◆ Given task
Check each line of the listing for the word "your" and report how many lines contain it, giving nothing but the number.

◆ Data in this exercise

-=-=-

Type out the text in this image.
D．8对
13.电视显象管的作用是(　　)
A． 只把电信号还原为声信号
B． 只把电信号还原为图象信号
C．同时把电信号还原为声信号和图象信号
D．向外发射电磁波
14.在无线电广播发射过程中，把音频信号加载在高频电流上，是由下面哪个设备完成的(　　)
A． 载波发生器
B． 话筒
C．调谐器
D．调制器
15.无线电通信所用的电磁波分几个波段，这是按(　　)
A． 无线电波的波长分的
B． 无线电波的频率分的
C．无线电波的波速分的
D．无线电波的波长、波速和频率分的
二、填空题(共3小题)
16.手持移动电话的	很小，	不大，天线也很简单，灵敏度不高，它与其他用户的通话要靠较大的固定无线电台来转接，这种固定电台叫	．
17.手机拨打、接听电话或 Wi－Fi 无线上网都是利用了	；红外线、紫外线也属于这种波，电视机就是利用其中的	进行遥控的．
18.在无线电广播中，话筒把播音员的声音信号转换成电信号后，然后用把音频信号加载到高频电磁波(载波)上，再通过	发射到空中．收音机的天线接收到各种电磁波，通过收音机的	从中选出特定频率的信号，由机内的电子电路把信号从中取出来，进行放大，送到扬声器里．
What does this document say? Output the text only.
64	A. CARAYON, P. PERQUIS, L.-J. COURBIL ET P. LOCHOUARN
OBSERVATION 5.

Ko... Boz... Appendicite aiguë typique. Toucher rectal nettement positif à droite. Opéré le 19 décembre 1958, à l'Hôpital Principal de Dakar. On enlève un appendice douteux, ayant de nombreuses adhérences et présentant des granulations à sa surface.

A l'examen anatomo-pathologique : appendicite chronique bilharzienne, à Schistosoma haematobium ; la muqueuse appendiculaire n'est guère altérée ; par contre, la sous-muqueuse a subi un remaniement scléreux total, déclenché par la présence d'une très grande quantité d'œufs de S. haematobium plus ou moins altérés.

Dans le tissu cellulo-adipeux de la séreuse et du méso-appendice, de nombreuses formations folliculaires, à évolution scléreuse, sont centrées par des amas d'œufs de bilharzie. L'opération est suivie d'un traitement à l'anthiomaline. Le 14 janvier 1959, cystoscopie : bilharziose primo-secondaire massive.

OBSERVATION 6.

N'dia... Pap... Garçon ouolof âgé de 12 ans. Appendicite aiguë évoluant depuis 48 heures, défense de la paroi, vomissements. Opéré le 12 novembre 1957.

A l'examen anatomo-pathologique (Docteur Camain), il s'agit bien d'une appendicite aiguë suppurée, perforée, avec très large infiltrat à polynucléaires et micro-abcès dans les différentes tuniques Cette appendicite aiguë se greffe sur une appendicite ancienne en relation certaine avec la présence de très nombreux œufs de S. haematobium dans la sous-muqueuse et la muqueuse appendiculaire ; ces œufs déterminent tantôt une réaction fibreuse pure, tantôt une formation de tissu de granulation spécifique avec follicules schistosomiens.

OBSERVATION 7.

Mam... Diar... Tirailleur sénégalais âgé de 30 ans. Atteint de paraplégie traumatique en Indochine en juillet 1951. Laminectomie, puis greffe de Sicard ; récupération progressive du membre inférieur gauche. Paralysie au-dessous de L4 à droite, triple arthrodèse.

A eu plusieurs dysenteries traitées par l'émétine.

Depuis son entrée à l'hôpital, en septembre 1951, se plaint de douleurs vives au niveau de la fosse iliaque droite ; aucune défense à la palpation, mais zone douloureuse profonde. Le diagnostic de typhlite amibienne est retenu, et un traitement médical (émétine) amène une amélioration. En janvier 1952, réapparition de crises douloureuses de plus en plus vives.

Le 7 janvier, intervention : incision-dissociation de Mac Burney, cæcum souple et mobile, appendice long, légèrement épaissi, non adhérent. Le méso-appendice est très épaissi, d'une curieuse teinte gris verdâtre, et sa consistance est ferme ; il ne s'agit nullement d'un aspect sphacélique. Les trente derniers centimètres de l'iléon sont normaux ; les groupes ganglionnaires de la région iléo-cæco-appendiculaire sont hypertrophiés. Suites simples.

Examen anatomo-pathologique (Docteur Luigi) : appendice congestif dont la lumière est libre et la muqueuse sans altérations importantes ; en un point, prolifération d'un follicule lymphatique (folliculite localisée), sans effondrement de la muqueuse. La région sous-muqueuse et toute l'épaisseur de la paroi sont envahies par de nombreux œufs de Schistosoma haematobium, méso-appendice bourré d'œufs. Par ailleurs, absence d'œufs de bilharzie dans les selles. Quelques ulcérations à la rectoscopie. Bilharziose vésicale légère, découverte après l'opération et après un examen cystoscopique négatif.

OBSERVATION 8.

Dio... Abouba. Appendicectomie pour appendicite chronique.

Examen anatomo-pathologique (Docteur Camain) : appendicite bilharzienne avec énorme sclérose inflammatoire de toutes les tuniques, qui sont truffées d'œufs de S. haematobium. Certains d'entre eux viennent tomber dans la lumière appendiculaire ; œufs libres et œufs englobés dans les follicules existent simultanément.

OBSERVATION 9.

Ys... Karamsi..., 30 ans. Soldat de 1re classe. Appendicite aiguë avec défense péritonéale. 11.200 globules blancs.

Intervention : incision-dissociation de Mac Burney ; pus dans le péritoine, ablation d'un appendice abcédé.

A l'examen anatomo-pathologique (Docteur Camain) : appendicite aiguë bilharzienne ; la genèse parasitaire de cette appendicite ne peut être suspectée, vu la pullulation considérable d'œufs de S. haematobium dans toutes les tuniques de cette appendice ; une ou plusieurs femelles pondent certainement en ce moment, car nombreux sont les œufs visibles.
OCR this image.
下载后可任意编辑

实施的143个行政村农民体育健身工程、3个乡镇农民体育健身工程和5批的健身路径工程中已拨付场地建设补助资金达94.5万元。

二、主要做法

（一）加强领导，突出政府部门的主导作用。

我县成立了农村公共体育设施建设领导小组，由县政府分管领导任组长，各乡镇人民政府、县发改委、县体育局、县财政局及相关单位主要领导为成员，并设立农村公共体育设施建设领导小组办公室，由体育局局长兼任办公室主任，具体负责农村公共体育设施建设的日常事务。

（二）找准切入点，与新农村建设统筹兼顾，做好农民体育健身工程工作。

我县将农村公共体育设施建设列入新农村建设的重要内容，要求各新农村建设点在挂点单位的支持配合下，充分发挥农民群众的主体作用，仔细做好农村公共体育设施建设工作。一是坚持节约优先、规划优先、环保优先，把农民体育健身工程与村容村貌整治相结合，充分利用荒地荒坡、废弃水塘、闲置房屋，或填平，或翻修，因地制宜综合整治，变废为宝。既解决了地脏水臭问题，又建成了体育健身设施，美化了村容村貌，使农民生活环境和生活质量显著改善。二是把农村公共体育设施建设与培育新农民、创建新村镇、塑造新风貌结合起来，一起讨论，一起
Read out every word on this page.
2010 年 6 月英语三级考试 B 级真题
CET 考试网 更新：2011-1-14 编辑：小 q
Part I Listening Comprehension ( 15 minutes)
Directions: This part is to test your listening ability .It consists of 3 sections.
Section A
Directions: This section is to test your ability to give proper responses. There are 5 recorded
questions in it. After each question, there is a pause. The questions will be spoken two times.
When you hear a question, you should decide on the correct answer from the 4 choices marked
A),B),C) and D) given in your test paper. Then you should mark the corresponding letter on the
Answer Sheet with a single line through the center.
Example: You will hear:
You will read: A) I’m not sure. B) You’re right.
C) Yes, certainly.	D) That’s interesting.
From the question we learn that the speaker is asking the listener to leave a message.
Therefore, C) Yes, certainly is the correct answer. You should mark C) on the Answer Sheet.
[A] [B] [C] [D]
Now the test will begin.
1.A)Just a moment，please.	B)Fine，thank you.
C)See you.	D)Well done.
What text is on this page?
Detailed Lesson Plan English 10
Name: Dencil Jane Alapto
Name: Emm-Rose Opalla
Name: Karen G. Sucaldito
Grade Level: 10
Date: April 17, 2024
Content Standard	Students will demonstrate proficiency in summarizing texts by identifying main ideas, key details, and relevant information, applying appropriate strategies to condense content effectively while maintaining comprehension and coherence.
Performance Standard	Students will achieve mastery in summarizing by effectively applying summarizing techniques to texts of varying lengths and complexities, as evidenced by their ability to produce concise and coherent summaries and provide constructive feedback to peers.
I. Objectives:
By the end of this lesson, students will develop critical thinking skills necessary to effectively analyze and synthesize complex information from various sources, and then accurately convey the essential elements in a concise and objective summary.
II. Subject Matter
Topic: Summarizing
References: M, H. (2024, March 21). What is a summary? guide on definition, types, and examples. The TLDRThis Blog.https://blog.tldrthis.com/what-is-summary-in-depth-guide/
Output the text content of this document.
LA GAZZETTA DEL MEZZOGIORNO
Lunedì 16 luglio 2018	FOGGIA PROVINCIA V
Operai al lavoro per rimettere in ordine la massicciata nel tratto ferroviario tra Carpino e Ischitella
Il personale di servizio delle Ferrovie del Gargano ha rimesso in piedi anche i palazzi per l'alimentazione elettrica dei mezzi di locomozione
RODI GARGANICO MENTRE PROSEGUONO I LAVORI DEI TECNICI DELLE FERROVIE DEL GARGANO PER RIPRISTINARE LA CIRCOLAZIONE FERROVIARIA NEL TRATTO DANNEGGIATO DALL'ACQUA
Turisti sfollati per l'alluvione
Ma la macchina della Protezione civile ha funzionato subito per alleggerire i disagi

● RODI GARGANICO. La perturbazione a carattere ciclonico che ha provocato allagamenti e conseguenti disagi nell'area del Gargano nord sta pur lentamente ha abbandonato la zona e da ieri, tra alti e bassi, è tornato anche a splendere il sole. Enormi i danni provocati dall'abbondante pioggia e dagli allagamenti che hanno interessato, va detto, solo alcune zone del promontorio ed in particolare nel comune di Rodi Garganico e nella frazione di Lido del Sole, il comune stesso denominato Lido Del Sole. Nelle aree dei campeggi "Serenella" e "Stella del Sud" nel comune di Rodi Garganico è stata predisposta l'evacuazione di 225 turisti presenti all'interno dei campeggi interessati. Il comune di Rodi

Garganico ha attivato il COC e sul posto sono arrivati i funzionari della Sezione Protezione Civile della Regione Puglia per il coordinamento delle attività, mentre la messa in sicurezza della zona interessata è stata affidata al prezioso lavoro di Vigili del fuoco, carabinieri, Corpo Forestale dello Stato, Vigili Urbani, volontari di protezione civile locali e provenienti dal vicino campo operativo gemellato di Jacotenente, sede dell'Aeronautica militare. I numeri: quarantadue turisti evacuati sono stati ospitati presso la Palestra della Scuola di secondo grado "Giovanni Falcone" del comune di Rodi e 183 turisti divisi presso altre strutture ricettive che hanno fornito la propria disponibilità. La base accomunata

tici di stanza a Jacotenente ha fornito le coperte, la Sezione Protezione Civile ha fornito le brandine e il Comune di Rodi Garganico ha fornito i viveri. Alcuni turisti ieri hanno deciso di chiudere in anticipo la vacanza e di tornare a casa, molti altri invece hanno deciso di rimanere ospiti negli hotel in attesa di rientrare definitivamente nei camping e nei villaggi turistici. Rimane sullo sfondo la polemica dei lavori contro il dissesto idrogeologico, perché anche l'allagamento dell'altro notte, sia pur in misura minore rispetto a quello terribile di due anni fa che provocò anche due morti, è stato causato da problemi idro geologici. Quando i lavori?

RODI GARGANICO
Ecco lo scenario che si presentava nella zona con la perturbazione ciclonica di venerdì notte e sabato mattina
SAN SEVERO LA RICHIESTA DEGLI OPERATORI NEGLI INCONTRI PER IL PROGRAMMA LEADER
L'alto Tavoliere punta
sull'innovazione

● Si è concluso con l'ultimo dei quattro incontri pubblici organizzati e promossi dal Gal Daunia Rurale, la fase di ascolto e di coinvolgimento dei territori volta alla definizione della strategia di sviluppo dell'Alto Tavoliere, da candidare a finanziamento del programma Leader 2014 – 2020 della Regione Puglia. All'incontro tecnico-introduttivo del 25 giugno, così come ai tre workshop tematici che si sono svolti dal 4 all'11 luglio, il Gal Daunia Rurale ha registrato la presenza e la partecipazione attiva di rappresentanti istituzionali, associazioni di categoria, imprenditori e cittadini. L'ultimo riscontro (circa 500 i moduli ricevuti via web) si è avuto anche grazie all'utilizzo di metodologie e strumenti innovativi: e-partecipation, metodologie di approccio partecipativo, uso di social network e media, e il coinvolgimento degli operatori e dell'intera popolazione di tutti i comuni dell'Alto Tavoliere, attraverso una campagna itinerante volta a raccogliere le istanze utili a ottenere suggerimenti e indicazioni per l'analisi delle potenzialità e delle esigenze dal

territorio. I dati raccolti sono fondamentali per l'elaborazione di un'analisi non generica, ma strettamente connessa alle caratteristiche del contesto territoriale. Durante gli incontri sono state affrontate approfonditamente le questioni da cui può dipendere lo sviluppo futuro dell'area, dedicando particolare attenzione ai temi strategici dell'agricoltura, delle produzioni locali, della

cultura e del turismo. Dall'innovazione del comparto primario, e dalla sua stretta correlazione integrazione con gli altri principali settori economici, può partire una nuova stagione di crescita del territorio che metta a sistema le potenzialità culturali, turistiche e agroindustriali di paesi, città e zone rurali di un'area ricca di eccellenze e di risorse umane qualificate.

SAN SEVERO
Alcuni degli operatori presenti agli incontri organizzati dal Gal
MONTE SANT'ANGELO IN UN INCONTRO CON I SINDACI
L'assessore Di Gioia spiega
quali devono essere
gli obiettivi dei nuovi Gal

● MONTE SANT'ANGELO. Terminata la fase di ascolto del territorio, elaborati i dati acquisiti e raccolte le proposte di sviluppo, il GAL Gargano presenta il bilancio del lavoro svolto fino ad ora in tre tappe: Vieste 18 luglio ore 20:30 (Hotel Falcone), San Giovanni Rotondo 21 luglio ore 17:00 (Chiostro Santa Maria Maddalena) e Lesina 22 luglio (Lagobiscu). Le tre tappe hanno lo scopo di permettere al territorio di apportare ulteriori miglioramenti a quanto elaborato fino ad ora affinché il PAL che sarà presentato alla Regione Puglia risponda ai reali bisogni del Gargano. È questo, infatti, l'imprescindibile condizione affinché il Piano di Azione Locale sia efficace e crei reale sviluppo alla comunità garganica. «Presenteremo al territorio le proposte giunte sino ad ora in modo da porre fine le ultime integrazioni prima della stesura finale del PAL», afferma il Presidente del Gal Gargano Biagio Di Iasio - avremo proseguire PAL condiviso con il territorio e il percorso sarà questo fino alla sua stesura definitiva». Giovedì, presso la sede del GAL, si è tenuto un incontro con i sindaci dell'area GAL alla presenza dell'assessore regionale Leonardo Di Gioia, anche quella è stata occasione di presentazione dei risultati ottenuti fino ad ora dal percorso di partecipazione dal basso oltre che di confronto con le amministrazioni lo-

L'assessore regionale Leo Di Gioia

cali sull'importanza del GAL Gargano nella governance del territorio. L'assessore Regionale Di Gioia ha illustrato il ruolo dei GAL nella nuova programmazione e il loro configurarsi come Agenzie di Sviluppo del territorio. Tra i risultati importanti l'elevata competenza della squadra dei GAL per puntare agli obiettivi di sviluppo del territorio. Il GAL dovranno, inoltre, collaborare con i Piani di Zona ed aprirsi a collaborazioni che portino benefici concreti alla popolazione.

-=-=-

◆ Exercise output
3